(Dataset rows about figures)
--- begin ---

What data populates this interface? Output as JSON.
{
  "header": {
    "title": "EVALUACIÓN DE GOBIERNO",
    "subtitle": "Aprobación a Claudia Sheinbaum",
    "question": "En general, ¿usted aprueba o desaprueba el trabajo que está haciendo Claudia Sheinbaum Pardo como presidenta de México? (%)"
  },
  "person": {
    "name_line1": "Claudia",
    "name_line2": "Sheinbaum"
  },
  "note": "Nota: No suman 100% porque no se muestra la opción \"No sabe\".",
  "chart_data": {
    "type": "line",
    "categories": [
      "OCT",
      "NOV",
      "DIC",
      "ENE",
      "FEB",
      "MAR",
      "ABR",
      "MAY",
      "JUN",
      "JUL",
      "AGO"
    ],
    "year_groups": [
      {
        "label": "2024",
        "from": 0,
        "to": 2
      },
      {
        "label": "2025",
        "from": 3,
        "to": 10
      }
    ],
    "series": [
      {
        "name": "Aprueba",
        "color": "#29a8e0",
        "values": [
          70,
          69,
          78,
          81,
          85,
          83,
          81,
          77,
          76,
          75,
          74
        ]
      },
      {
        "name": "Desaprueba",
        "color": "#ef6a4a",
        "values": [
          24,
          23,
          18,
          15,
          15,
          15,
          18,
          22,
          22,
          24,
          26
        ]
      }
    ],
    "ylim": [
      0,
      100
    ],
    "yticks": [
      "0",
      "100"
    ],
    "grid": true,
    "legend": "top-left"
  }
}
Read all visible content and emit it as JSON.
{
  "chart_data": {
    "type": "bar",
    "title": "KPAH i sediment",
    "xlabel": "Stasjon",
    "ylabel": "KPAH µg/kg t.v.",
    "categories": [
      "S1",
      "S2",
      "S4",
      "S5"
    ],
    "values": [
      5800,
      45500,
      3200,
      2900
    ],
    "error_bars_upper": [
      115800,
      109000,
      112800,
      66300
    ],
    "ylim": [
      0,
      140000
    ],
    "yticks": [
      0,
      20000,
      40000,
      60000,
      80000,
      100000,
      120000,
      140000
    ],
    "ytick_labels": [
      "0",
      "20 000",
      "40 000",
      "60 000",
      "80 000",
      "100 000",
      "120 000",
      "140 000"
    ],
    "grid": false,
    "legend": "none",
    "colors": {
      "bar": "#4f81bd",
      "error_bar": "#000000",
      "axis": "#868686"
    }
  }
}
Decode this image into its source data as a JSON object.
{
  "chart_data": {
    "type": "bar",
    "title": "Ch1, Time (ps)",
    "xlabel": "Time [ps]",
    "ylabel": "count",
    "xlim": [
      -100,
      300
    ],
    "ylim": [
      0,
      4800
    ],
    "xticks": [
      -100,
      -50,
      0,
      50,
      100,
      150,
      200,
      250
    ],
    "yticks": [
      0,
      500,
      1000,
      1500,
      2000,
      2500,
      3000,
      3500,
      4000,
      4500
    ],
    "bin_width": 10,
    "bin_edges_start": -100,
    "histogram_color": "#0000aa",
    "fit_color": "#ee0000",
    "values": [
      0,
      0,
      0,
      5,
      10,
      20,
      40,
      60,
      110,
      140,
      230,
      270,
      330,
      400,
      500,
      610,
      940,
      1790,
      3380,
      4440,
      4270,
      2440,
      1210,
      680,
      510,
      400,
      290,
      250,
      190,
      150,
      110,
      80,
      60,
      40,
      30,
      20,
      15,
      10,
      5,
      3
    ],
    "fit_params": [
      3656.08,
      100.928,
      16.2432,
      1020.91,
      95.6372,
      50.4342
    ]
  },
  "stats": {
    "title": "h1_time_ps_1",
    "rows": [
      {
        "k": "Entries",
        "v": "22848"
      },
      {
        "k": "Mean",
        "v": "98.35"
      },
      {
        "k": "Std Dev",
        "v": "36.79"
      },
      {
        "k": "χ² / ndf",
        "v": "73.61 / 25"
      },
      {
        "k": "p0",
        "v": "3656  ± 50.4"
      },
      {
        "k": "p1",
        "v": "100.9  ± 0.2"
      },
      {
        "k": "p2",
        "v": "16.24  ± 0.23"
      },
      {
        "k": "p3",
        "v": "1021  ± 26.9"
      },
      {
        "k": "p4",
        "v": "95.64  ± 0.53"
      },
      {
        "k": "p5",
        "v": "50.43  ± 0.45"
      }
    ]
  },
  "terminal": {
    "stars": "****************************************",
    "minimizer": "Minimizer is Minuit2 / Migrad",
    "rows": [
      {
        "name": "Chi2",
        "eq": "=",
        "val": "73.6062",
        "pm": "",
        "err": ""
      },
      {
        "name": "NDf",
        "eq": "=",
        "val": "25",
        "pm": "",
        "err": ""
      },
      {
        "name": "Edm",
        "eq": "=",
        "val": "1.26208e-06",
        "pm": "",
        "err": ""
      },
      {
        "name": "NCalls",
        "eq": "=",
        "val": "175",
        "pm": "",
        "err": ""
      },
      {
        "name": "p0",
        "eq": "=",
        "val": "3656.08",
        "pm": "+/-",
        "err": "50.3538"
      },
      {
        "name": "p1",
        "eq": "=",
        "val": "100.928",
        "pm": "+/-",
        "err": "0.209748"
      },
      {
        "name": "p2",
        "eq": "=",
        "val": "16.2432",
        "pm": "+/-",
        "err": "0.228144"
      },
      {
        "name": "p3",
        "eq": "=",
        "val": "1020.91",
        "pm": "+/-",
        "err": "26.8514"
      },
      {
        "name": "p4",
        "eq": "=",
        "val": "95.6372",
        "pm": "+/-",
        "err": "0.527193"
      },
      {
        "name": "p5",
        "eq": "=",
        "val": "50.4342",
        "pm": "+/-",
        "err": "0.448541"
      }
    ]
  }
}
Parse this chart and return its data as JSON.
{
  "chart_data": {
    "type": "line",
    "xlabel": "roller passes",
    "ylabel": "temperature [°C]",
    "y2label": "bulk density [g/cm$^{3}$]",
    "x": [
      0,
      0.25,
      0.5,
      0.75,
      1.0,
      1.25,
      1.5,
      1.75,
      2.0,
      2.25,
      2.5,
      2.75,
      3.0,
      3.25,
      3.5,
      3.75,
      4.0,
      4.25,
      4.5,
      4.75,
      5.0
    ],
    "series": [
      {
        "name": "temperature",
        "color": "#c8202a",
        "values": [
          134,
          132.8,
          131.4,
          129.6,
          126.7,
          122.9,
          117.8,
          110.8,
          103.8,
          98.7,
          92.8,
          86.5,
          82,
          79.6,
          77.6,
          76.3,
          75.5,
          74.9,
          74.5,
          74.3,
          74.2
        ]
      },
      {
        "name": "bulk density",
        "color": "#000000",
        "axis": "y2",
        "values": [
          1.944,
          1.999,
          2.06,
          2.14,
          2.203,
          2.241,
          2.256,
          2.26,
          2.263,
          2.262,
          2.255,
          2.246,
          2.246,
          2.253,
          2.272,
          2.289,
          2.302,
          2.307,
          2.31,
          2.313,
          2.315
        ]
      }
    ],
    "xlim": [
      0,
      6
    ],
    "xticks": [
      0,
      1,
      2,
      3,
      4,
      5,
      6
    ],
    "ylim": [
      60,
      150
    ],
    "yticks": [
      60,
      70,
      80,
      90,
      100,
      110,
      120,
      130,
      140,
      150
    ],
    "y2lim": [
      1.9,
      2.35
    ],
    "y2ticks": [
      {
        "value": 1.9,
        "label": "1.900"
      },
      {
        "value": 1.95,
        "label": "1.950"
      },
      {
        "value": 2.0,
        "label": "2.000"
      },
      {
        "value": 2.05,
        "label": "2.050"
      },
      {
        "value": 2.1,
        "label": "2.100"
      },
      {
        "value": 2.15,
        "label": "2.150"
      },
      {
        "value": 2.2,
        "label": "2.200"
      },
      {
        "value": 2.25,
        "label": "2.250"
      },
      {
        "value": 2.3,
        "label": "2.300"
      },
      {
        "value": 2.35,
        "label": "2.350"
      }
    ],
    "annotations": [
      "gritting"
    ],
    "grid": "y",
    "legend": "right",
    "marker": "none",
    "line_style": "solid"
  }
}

--- end ---

WHAT TO WORK ON
Of the lines in the records, how many contain the word "Claudia"? Answer with the number and nothing else.

PROBLEM SOLUTION
3